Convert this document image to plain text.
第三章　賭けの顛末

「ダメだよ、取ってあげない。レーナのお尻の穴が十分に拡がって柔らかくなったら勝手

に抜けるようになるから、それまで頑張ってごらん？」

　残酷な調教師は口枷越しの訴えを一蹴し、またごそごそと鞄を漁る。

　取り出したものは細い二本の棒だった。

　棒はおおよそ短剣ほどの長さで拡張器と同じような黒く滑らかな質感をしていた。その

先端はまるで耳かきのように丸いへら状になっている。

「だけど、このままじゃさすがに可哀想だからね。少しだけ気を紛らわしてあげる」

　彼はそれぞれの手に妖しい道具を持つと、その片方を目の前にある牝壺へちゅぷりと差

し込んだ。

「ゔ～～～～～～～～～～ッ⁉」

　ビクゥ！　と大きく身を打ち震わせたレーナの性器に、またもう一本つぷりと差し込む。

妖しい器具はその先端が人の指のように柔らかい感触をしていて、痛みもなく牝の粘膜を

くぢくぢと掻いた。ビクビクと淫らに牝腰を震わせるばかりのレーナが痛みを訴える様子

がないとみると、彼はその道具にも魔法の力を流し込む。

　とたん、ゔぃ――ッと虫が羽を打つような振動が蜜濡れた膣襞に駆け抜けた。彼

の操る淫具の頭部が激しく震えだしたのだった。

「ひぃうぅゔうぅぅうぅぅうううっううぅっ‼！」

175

* * *

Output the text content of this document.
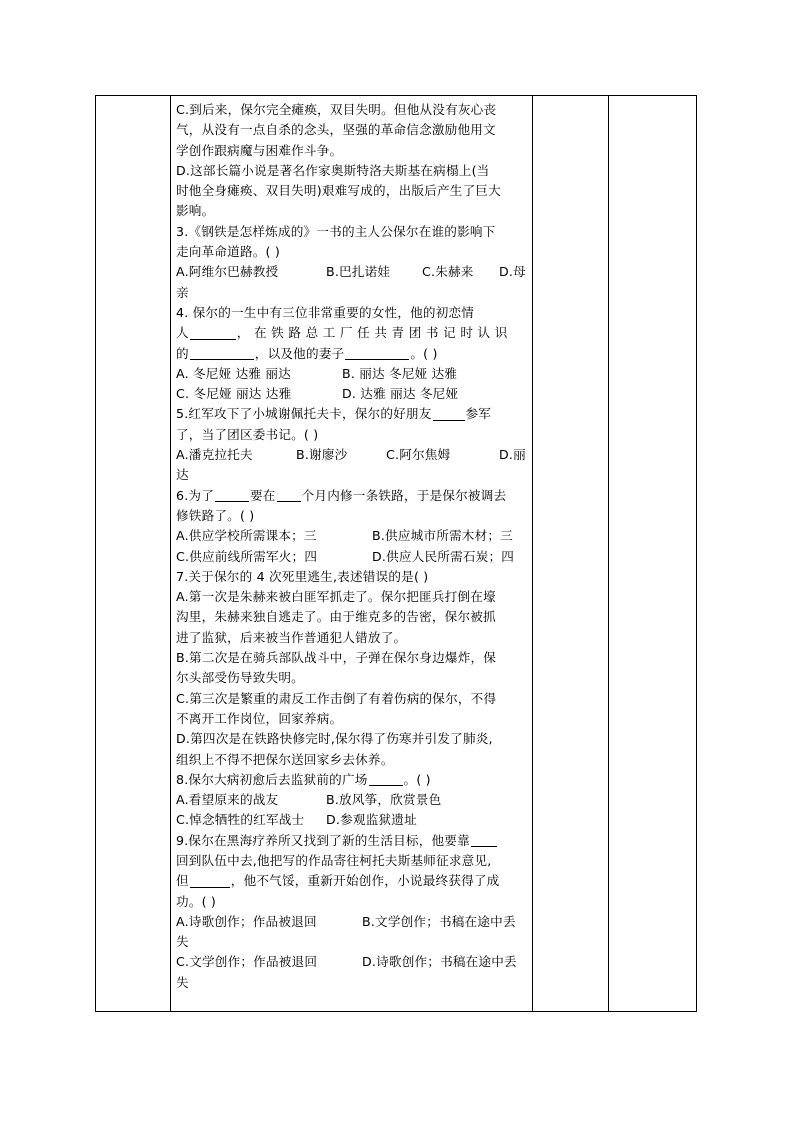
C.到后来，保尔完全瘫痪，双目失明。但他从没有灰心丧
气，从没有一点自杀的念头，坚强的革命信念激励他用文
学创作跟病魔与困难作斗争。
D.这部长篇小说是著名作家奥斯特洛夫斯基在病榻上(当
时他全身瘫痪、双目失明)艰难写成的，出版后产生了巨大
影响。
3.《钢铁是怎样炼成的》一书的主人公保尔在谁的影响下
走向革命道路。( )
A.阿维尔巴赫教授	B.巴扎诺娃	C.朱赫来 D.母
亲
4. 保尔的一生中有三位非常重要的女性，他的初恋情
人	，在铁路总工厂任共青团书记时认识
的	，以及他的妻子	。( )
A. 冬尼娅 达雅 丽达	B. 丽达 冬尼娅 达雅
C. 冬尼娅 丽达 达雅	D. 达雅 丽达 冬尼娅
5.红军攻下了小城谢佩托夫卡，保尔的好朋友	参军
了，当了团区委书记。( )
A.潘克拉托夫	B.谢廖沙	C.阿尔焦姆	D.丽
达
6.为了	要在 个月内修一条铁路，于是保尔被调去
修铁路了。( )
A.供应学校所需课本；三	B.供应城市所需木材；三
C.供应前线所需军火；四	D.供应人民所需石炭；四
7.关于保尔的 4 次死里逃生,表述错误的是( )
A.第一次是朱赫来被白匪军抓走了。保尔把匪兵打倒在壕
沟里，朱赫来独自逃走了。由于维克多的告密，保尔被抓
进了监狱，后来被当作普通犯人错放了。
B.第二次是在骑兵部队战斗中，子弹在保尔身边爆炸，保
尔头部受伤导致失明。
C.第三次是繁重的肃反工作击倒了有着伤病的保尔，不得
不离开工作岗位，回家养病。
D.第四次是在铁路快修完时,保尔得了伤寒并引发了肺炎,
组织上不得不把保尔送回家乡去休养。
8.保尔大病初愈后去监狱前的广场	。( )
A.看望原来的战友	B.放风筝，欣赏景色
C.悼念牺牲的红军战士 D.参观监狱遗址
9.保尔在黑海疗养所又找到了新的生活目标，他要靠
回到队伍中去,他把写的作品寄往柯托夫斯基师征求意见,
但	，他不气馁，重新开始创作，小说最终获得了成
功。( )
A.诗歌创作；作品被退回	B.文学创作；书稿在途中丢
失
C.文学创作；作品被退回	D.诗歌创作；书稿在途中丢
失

[WORK TO DO] Using the material above, gather every line that includes "text".

[SOLUTION TO THE EXERCISE]
Convert this document image to plain text.
Output the text content of this document.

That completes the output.